Work to complete: Please print all of the material below, word for word.

Provided entries:
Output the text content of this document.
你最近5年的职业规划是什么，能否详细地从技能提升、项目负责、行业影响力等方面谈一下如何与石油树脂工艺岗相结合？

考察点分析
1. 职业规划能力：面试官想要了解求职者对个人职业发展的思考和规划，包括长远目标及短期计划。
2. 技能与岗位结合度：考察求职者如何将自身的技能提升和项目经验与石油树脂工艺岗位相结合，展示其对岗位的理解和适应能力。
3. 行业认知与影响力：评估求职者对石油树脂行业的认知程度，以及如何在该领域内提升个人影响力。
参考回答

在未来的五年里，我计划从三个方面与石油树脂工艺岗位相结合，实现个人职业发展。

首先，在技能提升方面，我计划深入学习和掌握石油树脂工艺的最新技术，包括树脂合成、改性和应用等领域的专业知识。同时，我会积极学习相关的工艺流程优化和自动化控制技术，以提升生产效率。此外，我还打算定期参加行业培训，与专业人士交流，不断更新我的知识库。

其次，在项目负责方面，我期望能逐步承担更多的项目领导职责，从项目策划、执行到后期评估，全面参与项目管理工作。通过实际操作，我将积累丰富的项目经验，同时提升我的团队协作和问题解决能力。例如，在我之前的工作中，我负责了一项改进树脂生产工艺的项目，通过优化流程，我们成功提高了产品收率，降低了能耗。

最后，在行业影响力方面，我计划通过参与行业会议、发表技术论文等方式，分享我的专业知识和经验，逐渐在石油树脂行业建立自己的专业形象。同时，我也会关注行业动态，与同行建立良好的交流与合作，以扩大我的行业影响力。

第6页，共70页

Answer to this exercise:
Output the text content of this document.
你最近5年的职业规划是什么，能否详细地从技能提升、项目负责、行业影响力等方面谈一下如何与石油树脂工艺岗相结合？

考察点分析
1. 职业规划能力：面试官想要了解求职者对个人职业发展的思考和规划，包括长远目标及短期计划。
2. 技能与岗位结合度：考察求职者如何将自身的技能提升和项目经验与石油树脂工艺岗位相结合，展示其对岗位的理解和适应能力。
3. 行业认知与影响力：评估求职者对石油树脂行业的认知程度，以及如何在该领域内提升个人影响力。
参考回答

在未来的五年里，我计划从三个方面与石油树脂工艺岗位相结合，实现个人职业发展。

首先，在技能提升方面，我计划深入学习和掌握石油树脂工艺的最新技术，包括树脂合成、改性和应用等领域的专业知识。同时，我会积极学习相关的工艺流程优化和自动化控制技术，以提升生产效率。此外，我还打算定期参加行业培训，与专业人士交流，不断更新我的知识库。

其次，在项目负责方面，我期望能逐步承担更多的项目领导职责，从项目策划、执行到后期评估，全面参与项目管理工作。通过实际操作，我将积累丰富的项目经验，同时提升我的团队协作和问题解决能力。例如，在我之前的工作中，我负责了一项改进树脂生产工艺的项目，通过优化流程，我们成功提高了产品收率，降低了能耗。

最后，在行业影响力方面，我计划通过参与行业会议、发表技术论文等方式，分享我的专业知识和经验，逐渐在石油树脂行业建立自己的专业形象。同时，我也会关注行业动态，与同行建立良好的交流与合作，以扩大我的行业影响力。

第6页，共70页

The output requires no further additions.